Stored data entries
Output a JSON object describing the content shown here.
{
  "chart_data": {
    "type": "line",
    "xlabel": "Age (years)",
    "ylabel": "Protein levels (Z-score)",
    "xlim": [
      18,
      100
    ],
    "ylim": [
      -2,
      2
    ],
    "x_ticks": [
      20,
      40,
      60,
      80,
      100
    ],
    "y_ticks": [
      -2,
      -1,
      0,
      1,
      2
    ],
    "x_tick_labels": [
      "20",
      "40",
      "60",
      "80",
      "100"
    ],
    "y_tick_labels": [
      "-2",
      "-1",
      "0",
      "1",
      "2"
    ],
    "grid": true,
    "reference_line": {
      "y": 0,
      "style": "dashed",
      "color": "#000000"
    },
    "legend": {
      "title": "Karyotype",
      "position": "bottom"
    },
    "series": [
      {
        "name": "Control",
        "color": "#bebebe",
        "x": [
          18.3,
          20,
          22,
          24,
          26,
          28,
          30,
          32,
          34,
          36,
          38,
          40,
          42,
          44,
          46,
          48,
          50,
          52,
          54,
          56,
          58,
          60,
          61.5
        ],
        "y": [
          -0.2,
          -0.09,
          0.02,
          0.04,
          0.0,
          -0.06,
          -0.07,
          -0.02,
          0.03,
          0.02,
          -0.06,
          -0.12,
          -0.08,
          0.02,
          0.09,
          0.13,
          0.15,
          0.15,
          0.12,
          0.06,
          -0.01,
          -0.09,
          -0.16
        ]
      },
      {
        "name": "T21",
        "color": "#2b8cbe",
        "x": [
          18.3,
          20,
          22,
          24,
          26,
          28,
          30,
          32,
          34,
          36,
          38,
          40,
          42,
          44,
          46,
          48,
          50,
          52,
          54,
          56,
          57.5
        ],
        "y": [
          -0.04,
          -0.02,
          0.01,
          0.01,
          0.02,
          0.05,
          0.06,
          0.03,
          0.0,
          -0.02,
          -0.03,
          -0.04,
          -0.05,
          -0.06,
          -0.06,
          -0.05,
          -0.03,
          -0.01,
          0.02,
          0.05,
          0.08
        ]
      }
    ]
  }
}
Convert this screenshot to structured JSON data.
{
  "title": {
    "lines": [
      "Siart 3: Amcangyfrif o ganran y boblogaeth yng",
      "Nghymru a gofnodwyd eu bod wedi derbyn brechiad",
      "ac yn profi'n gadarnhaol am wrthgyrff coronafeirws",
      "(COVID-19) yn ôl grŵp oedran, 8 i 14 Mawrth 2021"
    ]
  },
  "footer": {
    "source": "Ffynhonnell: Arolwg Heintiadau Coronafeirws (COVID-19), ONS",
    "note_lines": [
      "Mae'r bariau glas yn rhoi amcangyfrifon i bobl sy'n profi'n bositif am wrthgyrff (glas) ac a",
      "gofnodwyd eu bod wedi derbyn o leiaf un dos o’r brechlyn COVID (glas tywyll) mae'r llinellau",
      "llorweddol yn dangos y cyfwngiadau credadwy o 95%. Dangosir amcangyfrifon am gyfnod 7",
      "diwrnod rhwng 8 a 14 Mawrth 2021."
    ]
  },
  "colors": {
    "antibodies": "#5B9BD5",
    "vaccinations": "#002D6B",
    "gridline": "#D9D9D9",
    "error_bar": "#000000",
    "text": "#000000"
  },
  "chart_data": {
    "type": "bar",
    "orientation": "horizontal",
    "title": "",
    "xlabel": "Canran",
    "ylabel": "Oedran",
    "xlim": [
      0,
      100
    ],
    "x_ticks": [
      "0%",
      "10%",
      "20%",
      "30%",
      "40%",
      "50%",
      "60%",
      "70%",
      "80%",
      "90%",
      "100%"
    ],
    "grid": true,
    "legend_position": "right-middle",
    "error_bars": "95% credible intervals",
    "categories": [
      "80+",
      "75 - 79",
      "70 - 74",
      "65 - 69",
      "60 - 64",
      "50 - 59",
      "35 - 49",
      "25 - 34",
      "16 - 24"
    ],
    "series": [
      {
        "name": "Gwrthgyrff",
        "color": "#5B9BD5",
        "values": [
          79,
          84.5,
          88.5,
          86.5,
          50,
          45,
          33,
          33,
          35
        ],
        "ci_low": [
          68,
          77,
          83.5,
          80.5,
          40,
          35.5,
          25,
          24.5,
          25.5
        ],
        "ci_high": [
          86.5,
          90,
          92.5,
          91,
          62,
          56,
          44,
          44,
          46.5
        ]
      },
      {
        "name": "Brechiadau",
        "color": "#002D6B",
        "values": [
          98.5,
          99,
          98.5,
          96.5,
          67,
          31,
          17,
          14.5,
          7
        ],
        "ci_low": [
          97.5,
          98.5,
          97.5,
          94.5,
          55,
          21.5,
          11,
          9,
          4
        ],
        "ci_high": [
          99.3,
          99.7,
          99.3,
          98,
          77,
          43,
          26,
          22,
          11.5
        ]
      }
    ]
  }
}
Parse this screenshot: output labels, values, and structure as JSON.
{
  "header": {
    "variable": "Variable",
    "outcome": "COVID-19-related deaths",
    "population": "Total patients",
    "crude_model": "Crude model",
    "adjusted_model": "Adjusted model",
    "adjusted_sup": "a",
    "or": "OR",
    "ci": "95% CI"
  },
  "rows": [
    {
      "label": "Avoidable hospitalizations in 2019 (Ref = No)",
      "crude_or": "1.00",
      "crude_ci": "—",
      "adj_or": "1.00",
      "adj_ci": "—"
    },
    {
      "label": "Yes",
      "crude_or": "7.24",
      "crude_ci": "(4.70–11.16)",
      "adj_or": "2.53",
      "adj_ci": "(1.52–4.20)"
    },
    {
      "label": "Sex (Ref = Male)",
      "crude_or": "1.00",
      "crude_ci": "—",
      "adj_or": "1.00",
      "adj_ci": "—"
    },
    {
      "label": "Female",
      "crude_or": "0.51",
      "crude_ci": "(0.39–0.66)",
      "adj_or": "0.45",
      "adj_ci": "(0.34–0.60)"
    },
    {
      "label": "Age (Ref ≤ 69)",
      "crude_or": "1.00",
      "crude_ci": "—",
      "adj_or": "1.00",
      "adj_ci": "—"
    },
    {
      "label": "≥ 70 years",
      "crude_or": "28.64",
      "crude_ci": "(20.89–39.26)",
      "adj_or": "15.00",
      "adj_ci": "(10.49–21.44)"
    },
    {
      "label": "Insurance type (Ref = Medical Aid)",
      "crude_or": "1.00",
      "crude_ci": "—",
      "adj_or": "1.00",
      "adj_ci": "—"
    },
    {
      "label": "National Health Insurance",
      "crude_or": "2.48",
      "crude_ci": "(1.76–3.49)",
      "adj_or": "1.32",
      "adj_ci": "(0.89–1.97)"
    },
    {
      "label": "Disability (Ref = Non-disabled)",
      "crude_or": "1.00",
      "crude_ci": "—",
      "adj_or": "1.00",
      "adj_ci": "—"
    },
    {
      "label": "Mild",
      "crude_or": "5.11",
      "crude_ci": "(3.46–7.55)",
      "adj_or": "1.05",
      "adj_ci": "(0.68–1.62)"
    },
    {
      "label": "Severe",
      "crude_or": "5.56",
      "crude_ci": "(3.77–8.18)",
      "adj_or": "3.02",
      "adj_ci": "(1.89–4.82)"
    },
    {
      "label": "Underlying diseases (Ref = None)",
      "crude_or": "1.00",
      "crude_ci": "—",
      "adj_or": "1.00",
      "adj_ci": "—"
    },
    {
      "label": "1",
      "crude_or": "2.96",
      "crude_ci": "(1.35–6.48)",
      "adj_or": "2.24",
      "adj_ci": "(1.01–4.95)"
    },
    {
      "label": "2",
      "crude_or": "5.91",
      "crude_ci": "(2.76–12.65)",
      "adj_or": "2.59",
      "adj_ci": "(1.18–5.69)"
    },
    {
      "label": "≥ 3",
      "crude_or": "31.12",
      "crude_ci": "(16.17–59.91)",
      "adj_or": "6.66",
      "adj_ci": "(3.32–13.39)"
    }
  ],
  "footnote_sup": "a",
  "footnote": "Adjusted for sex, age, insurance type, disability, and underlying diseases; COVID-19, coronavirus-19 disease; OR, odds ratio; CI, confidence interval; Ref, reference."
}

Work request - Take every line from the data that contains the word "derbyn".

Exercise answer -
      "Nghymru a gofnodwyd eu bod wedi derbyn brechiad",
      "gofnodwyd eu bod wedi derbyn o leiaf un dos o’r brechlyn COVID (glas tywyll) mae'r llinellau",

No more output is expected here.